Stored data:
◇ ◇ ◇ ◇ ◇
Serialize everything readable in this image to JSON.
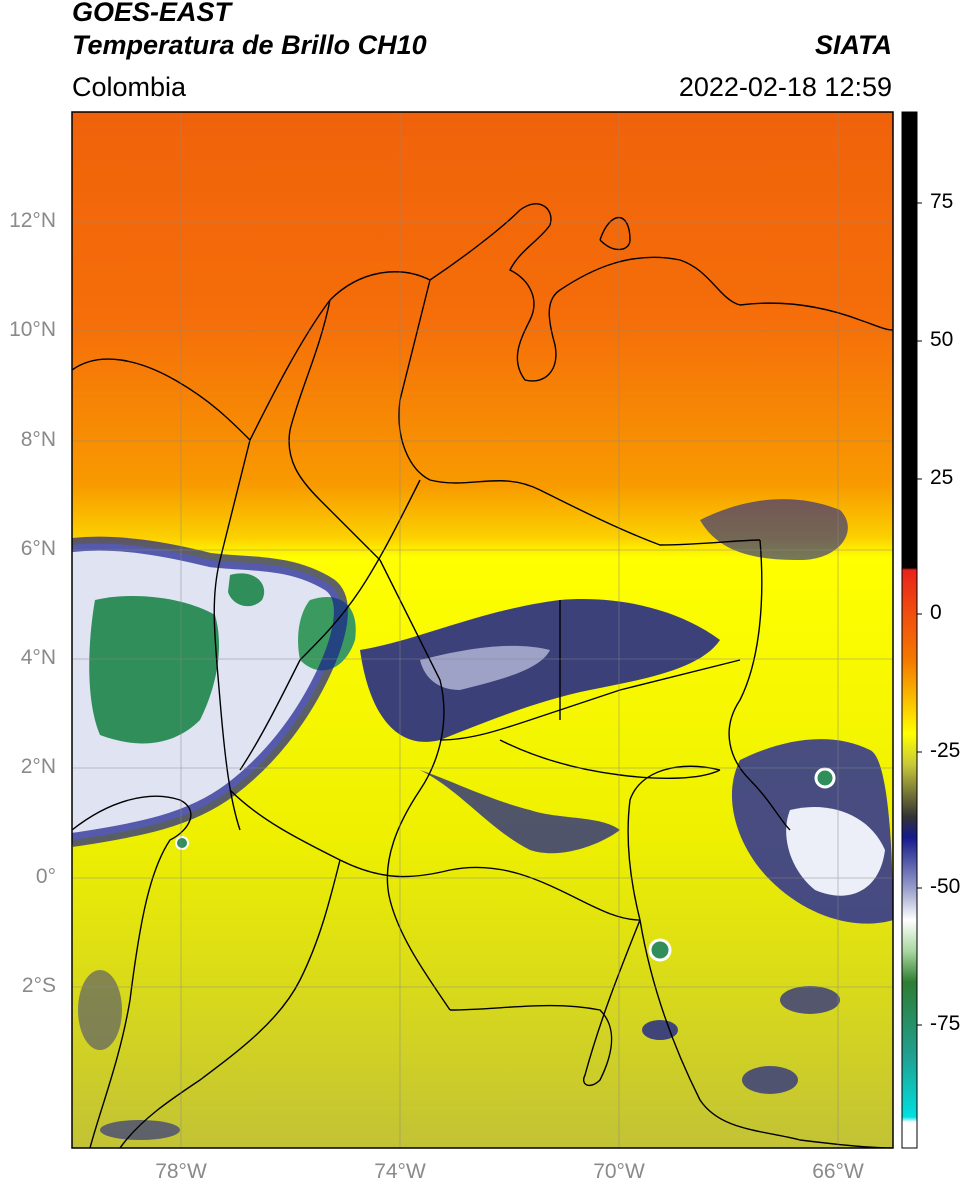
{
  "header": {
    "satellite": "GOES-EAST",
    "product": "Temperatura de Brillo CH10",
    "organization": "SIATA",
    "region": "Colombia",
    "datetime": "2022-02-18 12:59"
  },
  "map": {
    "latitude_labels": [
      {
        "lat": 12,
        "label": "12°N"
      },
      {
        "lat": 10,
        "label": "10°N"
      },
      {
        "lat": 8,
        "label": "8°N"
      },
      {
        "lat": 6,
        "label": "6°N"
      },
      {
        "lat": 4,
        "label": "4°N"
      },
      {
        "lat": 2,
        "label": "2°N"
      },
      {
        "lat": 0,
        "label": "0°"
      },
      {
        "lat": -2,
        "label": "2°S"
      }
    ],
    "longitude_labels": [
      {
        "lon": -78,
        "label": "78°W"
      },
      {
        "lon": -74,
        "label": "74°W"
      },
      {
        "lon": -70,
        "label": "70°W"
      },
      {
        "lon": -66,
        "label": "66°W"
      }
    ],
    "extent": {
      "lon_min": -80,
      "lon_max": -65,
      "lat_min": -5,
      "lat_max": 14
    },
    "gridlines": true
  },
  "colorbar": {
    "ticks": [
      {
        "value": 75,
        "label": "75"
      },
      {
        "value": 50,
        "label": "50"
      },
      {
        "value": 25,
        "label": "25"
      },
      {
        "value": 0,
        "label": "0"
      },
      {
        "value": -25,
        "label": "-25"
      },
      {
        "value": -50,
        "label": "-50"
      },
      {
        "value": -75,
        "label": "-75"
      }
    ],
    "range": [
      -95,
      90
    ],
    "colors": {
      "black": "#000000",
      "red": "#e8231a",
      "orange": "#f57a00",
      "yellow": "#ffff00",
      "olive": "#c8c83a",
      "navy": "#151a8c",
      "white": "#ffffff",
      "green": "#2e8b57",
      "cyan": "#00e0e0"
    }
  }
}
◇ ◇ ◇ ◇ ◇
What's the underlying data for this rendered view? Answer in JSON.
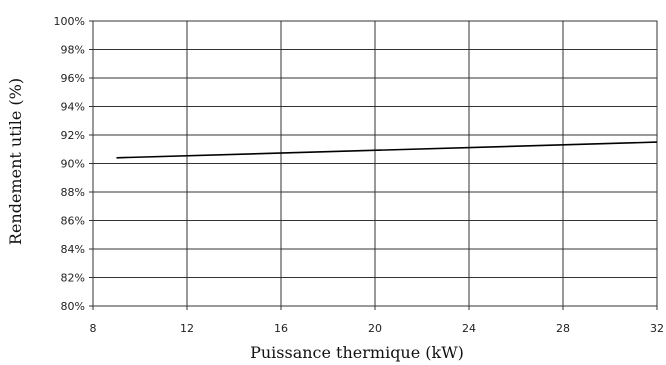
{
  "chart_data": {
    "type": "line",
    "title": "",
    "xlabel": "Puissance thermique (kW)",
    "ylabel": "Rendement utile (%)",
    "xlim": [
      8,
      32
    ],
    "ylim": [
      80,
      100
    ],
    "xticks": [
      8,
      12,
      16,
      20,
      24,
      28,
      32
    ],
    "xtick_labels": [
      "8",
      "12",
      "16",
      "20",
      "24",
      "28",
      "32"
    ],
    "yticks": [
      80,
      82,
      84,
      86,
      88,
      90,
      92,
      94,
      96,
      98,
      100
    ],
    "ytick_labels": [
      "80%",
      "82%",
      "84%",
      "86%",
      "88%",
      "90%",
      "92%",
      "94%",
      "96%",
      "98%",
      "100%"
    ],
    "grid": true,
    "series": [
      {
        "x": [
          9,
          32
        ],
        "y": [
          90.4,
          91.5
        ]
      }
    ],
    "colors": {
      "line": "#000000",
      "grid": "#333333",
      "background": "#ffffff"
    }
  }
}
◇ ◇ ◇ ◇ ◇
* STATED TASK: Pick out all lines from the data above in which the word "JSON" appears.

* RESULT:
Serialize everything readable in this image to JSON.
What's the underlying data for this rendered view? Answer in JSON.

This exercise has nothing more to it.